WORK TO DO: Leaving out all images, write out the records that follow exactly.
>>>>>
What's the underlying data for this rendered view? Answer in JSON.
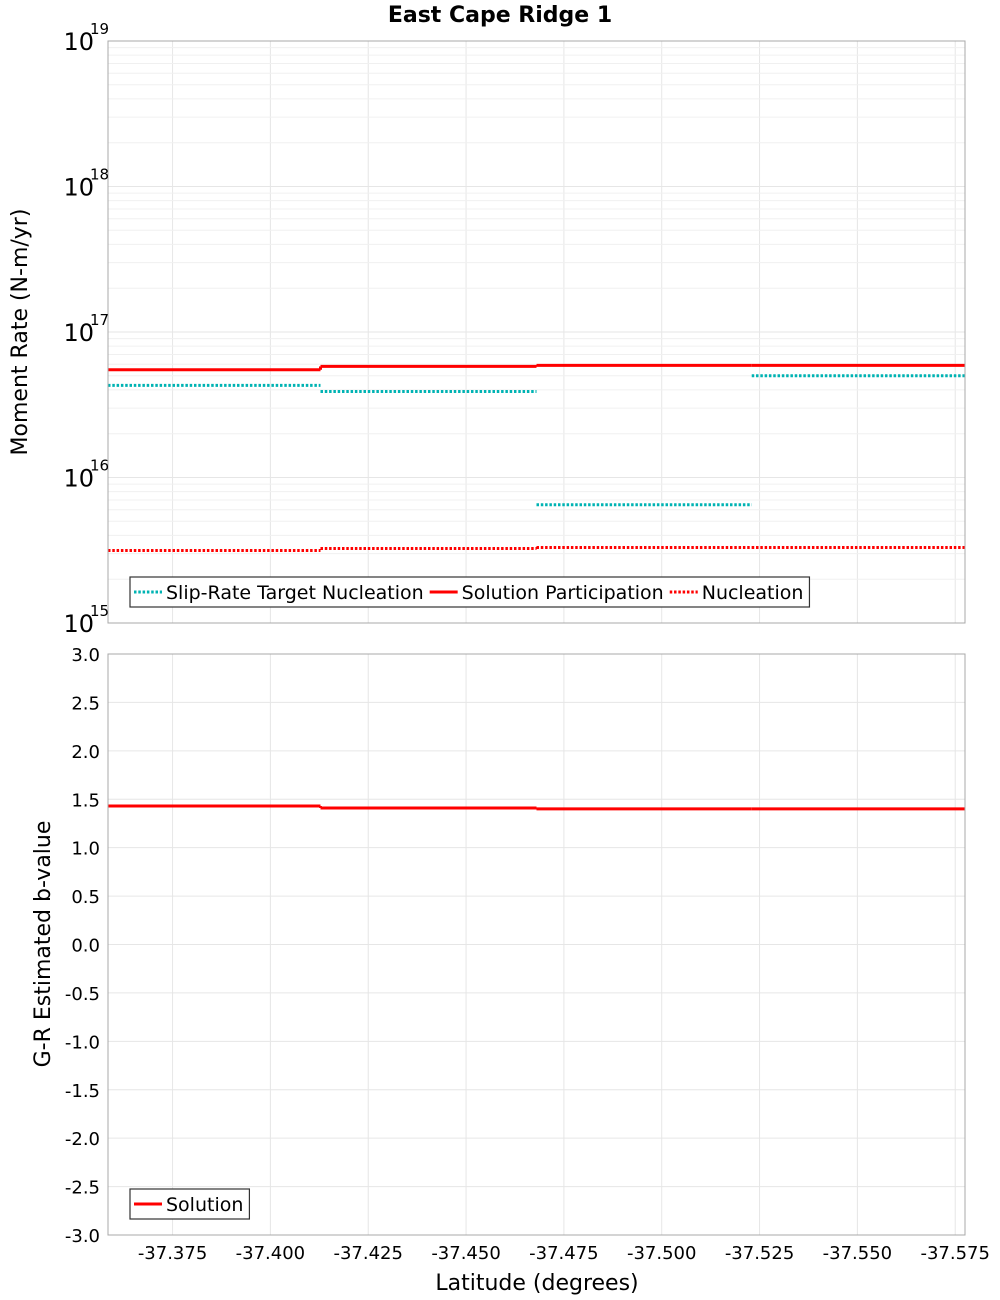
{
  "chart_data": {
    "type": "line",
    "title": "East Cape Ridge 1",
    "xlabel": "Latitude (degrees)",
    "xlim": [
      -37.3585,
      -37.5775
    ],
    "x_ticks": [
      {
        "value": -37.375,
        "label": "-37.375"
      },
      {
        "value": -37.4,
        "label": "-37.400"
      },
      {
        "value": -37.425,
        "label": "-37.425"
      },
      {
        "value": -37.45,
        "label": "-37.450"
      },
      {
        "value": -37.475,
        "label": "-37.475"
      },
      {
        "value": -37.5,
        "label": "-37.500"
      },
      {
        "value": -37.525,
        "label": "-37.525"
      },
      {
        "value": -37.55,
        "label": "-37.550"
      },
      {
        "value": -37.575,
        "label": "-37.575"
      }
    ],
    "segment_edges": [
      -37.3585,
      -37.4128,
      -37.468,
      -37.523,
      -37.5775
    ],
    "panels": [
      {
        "id": "moment",
        "ylabel": "Moment Rate (N-m/yr)",
        "yscale": "log",
        "ylim": [
          1000000000000000.0,
          1e+19
        ],
        "y_ticks": [
          {
            "value": 1000000000000000.0,
            "base": "10",
            "exp": "15"
          },
          {
            "value": 1e+16,
            "base": "10",
            "exp": "16"
          },
          {
            "value": 1e+17,
            "base": "10",
            "exp": "17"
          },
          {
            "value": 1e+18,
            "base": "10",
            "exp": "18"
          },
          {
            "value": 1e+19,
            "base": "10",
            "exp": "19"
          }
        ],
        "legend": {
          "position": "bottom-left"
        },
        "series": [
          {
            "name": "Slip-Rate Target Nucleation",
            "color": "#00b3b3",
            "style": "dotted",
            "values": [
              4.3e+16,
              3.9e+16,
              6500000000000000.0,
              5e+16
            ]
          },
          {
            "name": "Solution Participation",
            "color": "#ff0000",
            "style": "solid",
            "values": [
              5.5e+16,
              5.8e+16,
              5.9e+16,
              5.9e+16
            ]
          },
          {
            "name": "Nucleation",
            "color": "#ff0000",
            "style": "dotted",
            "values": [
              3150000000000000.0,
              3250000000000000.0,
              3300000000000000.0,
              3300000000000000.0
            ]
          }
        ]
      },
      {
        "id": "bvalue",
        "ylabel": "G-R Estimated b-value",
        "yscale": "linear",
        "ylim": [
          -3.0,
          3.0
        ],
        "y_ticks": [
          {
            "value": 3.0,
            "label": "3.0"
          },
          {
            "value": 2.5,
            "label": "2.5"
          },
          {
            "value": 2.0,
            "label": "2.0"
          },
          {
            "value": 1.5,
            "label": "1.5"
          },
          {
            "value": 1.0,
            "label": "1.0"
          },
          {
            "value": 0.5,
            "label": "0.5"
          },
          {
            "value": 0.0,
            "label": "0.0"
          },
          {
            "value": -0.5,
            "label": "-0.5"
          },
          {
            "value": -1.0,
            "label": "-1.0"
          },
          {
            "value": -1.5,
            "label": "-1.5"
          },
          {
            "value": -2.0,
            "label": "-2.0"
          },
          {
            "value": -2.5,
            "label": "-2.5"
          },
          {
            "value": -3.0,
            "label": "-3.0"
          }
        ],
        "legend": {
          "position": "bottom-left"
        },
        "series": [
          {
            "name": "Solution",
            "color": "#ff0000",
            "style": "solid",
            "values": [
              1.43,
              1.41,
              1.4,
              1.4
            ]
          }
        ]
      }
    ]
  }
}
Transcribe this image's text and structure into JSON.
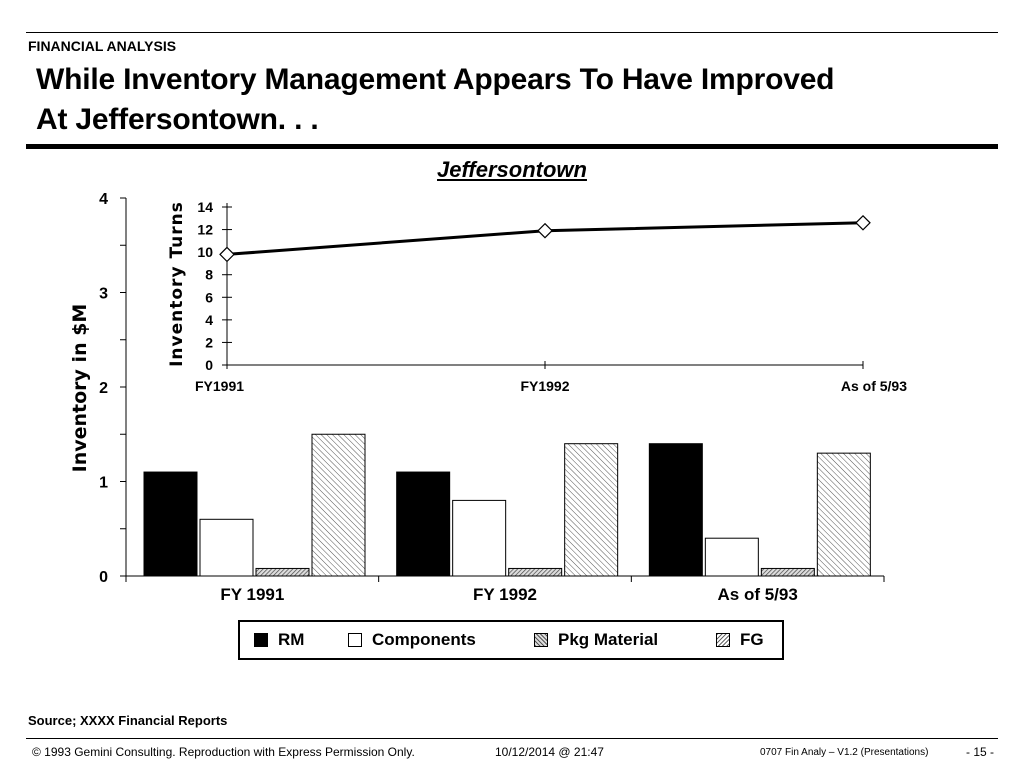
<<<<<
EXERCISE RESULT:
What's the underlying data for this rendered view? Answer in JSON.
{
  "chart_data": {
    "type": "line",
    "title": "East Cape Ridge 1",
    "xlabel": "Latitude (degrees)",
    "xlim": [
      -37.3585,
      -37.5775
    ],
    "x_ticks": [
      {
        "value": -37.375,
        "label": "-37.375"
      },
      {
        "value": -37.4,
        "label": "-37.400"
      },
      {
        "value": -37.425,
        "label": "-37.425"
      },
      {
        "value": -37.45,
        "label": "-37.450"
      },
      {
        "value": -37.475,
        "label": "-37.475"
      },
      {
        "value": -37.5,
        "label": "-37.500"
      },
      {
        "value": -37.525,
        "label": "-37.525"
      },
      {
        "value": -37.55,
        "label": "-37.550"
      },
      {
        "value": -37.575,
        "label": "-37.575"
      }
    ],
    "segment_edges": [
      -37.3585,
      -37.4128,
      -37.468,
      -37.523,
      -37.5775
    ],
    "panels": [
      {
        "id": "moment",
        "ylabel": "Moment Rate (N-m/yr)",
        "yscale": "log",
        "ylim": [
          1000000000000000.0,
          1e+19
        ],
        "y_ticks": [
          {
            "value": 1000000000000000.0,
            "base": "10",
            "exp": "15"
          },
          {
            "value": 1e+16,
            "base": "10",
            "exp": "16"
          },
          {
            "value": 1e+17,
            "base": "10",
            "exp": "17"
          },
          {
            "value": 1e+18,
            "base": "10",
            "exp": "18"
          },
          {
            "value": 1e+19,
            "base": "10",
            "exp": "19"
          }
        ],
        "legend": {
          "position": "bottom-left"
        },
        "series": [
          {
            "name": "Slip-Rate Target Nucleation",
            "color": "#00b3b3",
            "style": "dotted",
            "values": [
              4.3e+16,
              3.9e+16,
              6500000000000000.0,
              5e+16
            ]
          },
          {
            "name": "Solution Participation",
            "color": "#ff0000",
            "style": "solid",
            "values": [
              5.5e+16,
              5.8e+16,
              5.9e+16,
              5.9e+16
            ]
          },
          {
            "name": "Nucleation",
            "color": "#ff0000",
            "style": "dotted",
            "values": [
              3150000000000000.0,
              3250000000000000.0,
              3300000000000000.0,
              3300000000000000.0
            ]
          }
        ]
      },
      {
        "id": "bvalue",
        "ylabel": "G-R Estimated b-value",
        "yscale": "linear",
        "ylim": [
          -3.0,
          3.0
        ],
        "y_ticks": [
          {
            "value": 3.0,
            "label": "3.0"
          },
          {
            "value": 2.5,
            "label": "2.5"
          },
          {
            "value": 2.0,
            "label": "2.0"
          },
          {
            "value": 1.5,
            "label": "1.5"
          },
          {
            "value": 1.0,
            "label": "1.0"
          },
          {
            "value": 0.5,
            "label": "0.5"
          },
          {
            "value": 0.0,
            "label": "0.0"
          },
          {
            "value": -0.5,
            "label": "-0.5"
          },
          {
            "value": -1.0,
            "label": "-1.0"
          },
          {
            "value": -1.5,
            "label": "-1.5"
          },
          {
            "value": -2.0,
            "label": "-2.0"
          },
          {
            "value": -2.5,
            "label": "-2.5"
          },
          {
            "value": -3.0,
            "label": "-3.0"
          }
        ],
        "legend": {
          "position": "bottom-left"
        },
        "series": [
          {
            "name": "Solution",
            "color": "#ff0000",
            "style": "solid",
            "values": [
              1.43,
              1.41,
              1.4,
              1.4
            ]
          }
        ]
      }
    ]
  }
}
Transcribe this image's text and structure into JSON.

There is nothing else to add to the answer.